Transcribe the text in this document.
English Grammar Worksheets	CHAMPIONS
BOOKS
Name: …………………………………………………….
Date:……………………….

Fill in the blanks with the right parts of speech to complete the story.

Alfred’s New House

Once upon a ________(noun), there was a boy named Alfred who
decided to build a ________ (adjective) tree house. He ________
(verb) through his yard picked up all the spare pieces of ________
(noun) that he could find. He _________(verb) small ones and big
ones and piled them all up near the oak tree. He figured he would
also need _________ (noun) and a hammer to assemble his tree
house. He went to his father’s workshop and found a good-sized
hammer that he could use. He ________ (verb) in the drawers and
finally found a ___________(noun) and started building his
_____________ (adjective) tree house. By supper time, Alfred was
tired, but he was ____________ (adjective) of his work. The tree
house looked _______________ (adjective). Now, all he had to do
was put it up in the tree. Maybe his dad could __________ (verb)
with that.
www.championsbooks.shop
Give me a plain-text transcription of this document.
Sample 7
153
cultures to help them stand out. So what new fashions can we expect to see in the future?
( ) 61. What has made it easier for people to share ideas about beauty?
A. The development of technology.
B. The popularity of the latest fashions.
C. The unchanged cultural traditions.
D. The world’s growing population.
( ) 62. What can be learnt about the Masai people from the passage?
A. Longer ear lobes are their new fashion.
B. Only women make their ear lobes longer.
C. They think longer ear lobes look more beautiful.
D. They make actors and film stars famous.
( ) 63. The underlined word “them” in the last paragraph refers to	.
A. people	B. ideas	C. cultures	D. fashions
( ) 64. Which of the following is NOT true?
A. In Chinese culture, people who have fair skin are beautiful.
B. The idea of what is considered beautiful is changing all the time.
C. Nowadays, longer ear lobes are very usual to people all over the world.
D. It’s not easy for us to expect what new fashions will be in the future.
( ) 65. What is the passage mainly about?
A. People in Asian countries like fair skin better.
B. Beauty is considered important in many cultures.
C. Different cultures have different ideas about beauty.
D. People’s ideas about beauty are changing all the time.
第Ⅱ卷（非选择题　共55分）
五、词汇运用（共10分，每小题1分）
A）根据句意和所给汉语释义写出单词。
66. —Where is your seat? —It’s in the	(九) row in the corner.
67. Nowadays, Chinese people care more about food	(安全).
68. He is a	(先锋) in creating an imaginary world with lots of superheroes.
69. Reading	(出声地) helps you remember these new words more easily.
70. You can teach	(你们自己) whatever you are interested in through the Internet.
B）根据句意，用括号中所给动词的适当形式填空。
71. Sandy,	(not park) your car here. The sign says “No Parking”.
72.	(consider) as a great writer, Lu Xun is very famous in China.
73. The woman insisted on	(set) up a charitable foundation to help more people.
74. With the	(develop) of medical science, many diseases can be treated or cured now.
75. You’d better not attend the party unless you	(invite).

▶ _EXERCISE GOAL_
Read the data above and count the lines that include "lobes". Answer only with the count.

▶ _TASK RESULT_
4